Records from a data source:
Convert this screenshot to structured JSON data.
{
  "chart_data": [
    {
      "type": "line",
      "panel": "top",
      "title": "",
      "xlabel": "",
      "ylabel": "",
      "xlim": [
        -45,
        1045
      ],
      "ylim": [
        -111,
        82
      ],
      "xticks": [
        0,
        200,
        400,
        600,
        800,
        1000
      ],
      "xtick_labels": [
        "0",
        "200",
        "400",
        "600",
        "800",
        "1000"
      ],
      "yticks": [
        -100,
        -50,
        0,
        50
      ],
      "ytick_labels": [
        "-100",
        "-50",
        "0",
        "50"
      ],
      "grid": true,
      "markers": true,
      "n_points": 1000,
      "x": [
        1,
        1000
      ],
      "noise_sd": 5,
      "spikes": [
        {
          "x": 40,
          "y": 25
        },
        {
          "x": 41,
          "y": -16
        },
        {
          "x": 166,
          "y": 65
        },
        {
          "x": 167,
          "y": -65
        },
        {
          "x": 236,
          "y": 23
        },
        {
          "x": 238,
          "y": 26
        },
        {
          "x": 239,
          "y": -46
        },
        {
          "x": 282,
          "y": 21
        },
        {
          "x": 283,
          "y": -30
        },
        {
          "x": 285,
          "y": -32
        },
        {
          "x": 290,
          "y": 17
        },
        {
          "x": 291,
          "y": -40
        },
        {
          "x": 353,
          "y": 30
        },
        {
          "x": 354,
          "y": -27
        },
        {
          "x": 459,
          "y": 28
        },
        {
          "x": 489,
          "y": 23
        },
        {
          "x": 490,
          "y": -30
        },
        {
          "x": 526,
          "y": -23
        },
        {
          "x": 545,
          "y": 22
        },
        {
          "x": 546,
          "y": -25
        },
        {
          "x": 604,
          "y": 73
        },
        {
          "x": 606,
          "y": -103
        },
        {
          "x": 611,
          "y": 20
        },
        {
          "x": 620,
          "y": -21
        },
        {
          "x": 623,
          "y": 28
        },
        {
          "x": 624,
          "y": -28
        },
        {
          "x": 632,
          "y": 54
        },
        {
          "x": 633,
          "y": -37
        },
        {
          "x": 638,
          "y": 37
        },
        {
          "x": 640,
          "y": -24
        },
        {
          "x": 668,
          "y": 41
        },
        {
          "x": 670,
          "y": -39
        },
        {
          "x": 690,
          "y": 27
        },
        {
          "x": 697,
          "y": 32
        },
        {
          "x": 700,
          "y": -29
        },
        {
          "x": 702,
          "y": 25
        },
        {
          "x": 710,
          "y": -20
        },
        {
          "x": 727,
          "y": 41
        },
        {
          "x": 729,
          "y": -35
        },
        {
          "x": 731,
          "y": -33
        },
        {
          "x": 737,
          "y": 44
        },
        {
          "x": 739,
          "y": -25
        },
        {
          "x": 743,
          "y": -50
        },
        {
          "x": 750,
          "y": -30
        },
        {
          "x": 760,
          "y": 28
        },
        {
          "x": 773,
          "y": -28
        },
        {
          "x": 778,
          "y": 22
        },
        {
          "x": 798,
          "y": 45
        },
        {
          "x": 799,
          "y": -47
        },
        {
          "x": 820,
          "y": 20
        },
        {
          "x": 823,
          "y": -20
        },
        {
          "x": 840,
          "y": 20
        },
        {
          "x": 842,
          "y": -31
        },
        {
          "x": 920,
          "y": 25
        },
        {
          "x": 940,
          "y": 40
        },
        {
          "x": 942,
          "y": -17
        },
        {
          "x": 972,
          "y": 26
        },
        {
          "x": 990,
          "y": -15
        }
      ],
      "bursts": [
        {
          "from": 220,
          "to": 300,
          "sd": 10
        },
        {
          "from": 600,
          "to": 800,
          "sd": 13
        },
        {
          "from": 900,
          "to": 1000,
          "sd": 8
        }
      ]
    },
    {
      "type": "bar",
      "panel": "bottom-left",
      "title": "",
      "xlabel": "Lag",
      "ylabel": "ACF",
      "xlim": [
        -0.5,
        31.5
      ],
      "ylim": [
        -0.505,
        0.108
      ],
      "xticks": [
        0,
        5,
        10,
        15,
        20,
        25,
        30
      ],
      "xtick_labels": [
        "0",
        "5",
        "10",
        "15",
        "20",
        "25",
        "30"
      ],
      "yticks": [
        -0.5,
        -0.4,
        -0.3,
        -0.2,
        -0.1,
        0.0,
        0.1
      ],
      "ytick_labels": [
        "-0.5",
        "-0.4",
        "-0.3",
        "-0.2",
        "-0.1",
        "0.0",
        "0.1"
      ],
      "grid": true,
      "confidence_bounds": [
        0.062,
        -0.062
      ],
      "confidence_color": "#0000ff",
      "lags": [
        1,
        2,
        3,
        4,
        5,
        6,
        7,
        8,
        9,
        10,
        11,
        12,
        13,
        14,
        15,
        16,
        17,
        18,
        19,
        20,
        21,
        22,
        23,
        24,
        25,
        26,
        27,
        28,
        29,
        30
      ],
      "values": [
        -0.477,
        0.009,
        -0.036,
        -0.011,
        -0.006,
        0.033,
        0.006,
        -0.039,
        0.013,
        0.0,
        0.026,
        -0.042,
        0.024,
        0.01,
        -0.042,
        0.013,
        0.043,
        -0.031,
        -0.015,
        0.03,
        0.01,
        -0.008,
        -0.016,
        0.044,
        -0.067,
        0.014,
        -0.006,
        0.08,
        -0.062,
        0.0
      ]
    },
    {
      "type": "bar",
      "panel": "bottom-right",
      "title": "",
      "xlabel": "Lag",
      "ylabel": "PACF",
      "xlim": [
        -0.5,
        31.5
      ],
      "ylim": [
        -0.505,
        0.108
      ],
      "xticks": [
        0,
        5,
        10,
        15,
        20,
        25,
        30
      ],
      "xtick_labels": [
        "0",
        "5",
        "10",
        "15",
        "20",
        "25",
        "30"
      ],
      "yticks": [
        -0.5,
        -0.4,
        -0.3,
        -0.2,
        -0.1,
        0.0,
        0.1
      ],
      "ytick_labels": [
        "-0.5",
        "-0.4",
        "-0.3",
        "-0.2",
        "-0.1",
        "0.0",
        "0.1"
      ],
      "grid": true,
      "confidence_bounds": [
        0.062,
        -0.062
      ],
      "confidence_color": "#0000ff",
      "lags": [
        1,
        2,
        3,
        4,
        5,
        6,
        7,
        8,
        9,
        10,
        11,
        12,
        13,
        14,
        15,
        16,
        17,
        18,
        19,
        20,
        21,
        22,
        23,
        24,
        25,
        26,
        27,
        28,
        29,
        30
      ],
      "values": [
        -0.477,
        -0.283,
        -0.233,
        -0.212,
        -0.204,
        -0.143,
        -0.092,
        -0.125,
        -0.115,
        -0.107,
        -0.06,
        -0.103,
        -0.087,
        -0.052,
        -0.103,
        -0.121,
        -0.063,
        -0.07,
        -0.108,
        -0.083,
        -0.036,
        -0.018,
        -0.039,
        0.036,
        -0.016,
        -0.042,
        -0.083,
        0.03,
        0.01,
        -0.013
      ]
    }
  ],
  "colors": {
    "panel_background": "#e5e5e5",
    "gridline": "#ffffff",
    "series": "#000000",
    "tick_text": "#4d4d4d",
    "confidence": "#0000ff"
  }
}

▸ **Description of the task**
Restate the whole of the material exactly.

▸ **Result of this task**
Convert this screenshot to structured JSON data.
{
  "chart_data": [
    {
      "type": "line",
      "panel": "top",
      "title": "",
      "xlabel": "",
      "ylabel": "",
      "xlim": [
        -45,
        1045
      ],
      "ylim": [
        -111,
        82
      ],
      "xticks": [
        0,
        200,
        400,
        600,
        800,
        1000
      ],
      "xtick_labels": [
        "0",
        "200",
        "400",
        "600",
        "800",
        "1000"
      ],
      "yticks": [
        -100,
        -50,
        0,
        50
      ],
      "ytick_labels": [
        "-100",
        "-50",
        "0",
        "50"
      ],
      "grid": true,
      "markers": true,
      "n_points": 1000,
      "x": [
        1,
        1000
      ],
      "noise_sd": 5,
      "spikes": [
        {
          "x": 40,
          "y": 25
        },
        {
          "x": 41,
          "y": -16
        },
        {
          "x": 166,
          "y": 65
        },
        {
          "x": 167,
          "y": -65
        },
        {
          "x": 236,
          "y": 23
        },
        {
          "x": 238,
          "y": 26
        },
        {
          "x": 239,
          "y": -46
        },
        {
          "x": 282,
          "y": 21
        },
        {
          "x": 283,
          "y": -30
        },
        {
          "x": 285,
          "y": -32
        },
        {
          "x": 290,
          "y": 17
        },
        {
          "x": 291,
          "y": -40
        },
        {
          "x": 353,
          "y": 30
        },
        {
          "x": 354,
          "y": -27
        },
        {
          "x": 459,
          "y": 28
        },
        {
          "x": 489,
          "y": 23
        },
        {
          "x": 490,
          "y": -30
        },
        {
          "x": 526,
          "y": -23
        },
        {
          "x": 545,
          "y": 22
        },
        {
          "x": 546,
          "y": -25
        },
        {
          "x": 604,
          "y": 73
        },
        {
          "x": 606,
          "y": -103
        },
        {
          "x": 611,
          "y": 20
        },
        {
          "x": 620,
          "y": -21
        },
        {
          "x": 623,
          "y": 28
        },
        {
          "x": 624,
          "y": -28
        },
        {
          "x": 632,
          "y": 54
        },
        {
          "x": 633,
          "y": -37
        },
        {
          "x": 638,
          "y": 37
        },
        {
          "x": 640,
          "y": -24
        },
        {
          "x": 668,
          "y": 41
        },
        {
          "x": 670,
          "y": -39
        },
        {
          "x": 690,
          "y": 27
        },
        {
          "x": 697,
          "y": 32
        },
        {
          "x": 700,
          "y": -29
        },
        {
          "x": 702,
          "y": 25
        },
        {
          "x": 710,
          "y": -20
        },
        {
          "x": 727,
          "y": 41
        },
        {
          "x": 729,
          "y": -35
        },
        {
          "x": 731,
          "y": -33
        },
        {
          "x": 737,
          "y": 44
        },
        {
          "x": 739,
          "y": -25
        },
        {
          "x": 743,
          "y": -50
        },
        {
          "x": 750,
          "y": -30
        },
        {
          "x": 760,
          "y": 28
        },
        {
          "x": 773,
          "y": -28
        },
        {
          "x": 778,
          "y": 22
        },
        {
          "x": 798,
          "y": 45
        },
        {
          "x": 799,
          "y": -47
        },
        {
          "x": 820,
          "y": 20
        },
        {
          "x": 823,
          "y": -20
        },
        {
          "x": 840,
          "y": 20
        },
        {
          "x": 842,
          "y": -31
        },
        {
          "x": 920,
          "y": 25
        },
        {
          "x": 940,
          "y": 40
        },
        {
          "x": 942,
          "y": -17
        },
        {
          "x": 972,
          "y": 26
        },
        {
          "x": 990,
          "y": -15
        }
      ],
      "bursts": [
        {
          "from": 220,
          "to": 300,
          "sd": 10
        },
        {
          "from": 600,
          "to": 800,
          "sd": 13
        },
        {
          "from": 900,
          "to": 1000,
          "sd": 8
        }
      ]
    },
    {
      "type": "bar",
      "panel": "bottom-left",
      "title": "",
      "xlabel": "Lag",
      "ylabel": "ACF",
      "xlim": [
        -0.5,
        31.5
      ],
      "ylim": [
        -0.505,
        0.108
      ],
      "xticks": [
        0,
        5,
        10,
        15,
        20,
        25,
        30
      ],
      "xtick_labels": [
        "0",
        "5",
        "10",
        "15",
        "20",
        "25",
        "30"
      ],
      "yticks": [
        -0.5,
        -0.4,
        -0.3,
        -0.2,
        -0.1,
        0.0,
        0.1
      ],
      "ytick_labels": [
        "-0.5",
        "-0.4",
        "-0.3",
        "-0.2",
        "-0.1",
        "0.0",
        "0.1"
      ],
      "grid": true,
      "confidence_bounds": [
        0.062,
        -0.062
      ],
      "confidence_color": "#0000ff",
      "lags": [
        1,
        2,
        3,
        4,
        5,
        6,
        7,
        8,
        9,
        10,
        11,
        12,
        13,
        14,
        15,
        16,
        17,
        18,
        19,
        20,
        21,
        22,
        23,
        24,
        25,
        26,
        27,
        28,
        29,
        30
      ],
      "values": [
        -0.477,
        0.009,
        -0.036,
        -0.011,
        -0.006,
        0.033,
        0.006,
        -0.039,
        0.013,
        0.0,
        0.026,
        -0.042,
        0.024,
        0.01,
        -0.042,
        0.013,
        0.043,
        -0.031,
        -0.015,
        0.03,
        0.01,
        -0.008,
        -0.016,
        0.044,
        -0.067,
        0.014,
        -0.006,
        0.08,
        -0.062,
        0.0
      ]
    },
    {
      "type": "bar",
      "panel": "bottom-right",
      "title": "",
      "xlabel": "Lag",
      "ylabel": "PACF",
      "xlim": [
        -0.5,
        31.5
      ],
      "ylim": [
        -0.505,
        0.108
      ],
      "xticks": [
        0,
        5,
        10,
        15,
        20,
        25,
        30
      ],
      "xtick_labels": [
        "0",
        "5",
        "10",
        "15",
        "20",
        "25",
        "30"
      ],
      "yticks": [
        -0.5,
        -0.4,
        -0.3,
        -0.2,
        -0.1,
        0.0,
        0.1
      ],
      "ytick_labels": [
        "-0.5",
        "-0.4",
        "-0.3",
        "-0.2",
        "-0.1",
        "0.0",
        "0.1"
      ],
      "grid": true,
      "confidence_bounds": [
        0.062,
        -0.062
      ],
      "confidence_color": "#0000ff",
      "lags": [
        1,
        2,
        3,
        4,
        5,
        6,
        7,
        8,
        9,
        10,
        11,
        12,
        13,
        14,
        15,
        16,
        17,
        18,
        19,
        20,
        21,
        22,
        23,
        24,
        25,
        26,
        27,
        28,
        29,
        30
      ],
      "values": [
        -0.477,
        -0.283,
        -0.233,
        -0.212,
        -0.204,
        -0.143,
        -0.092,
        -0.125,
        -0.115,
        -0.107,
        -0.06,
        -0.103,
        -0.087,
        -0.052,
        -0.103,
        -0.121,
        -0.063,
        -0.07,
        -0.108,
        -0.083,
        -0.036,
        -0.018,
        -0.039,
        0.036,
        -0.016,
        -0.042,
        -0.083,
        0.03,
        0.01,
        -0.013
      ]
    }
  ],
  "colors": {
    "panel_background": "#e5e5e5",
    "gridline": "#ffffff",
    "series": "#000000",
    "tick_text": "#4d4d4d",
    "confidence": "#0000ff"
  }
}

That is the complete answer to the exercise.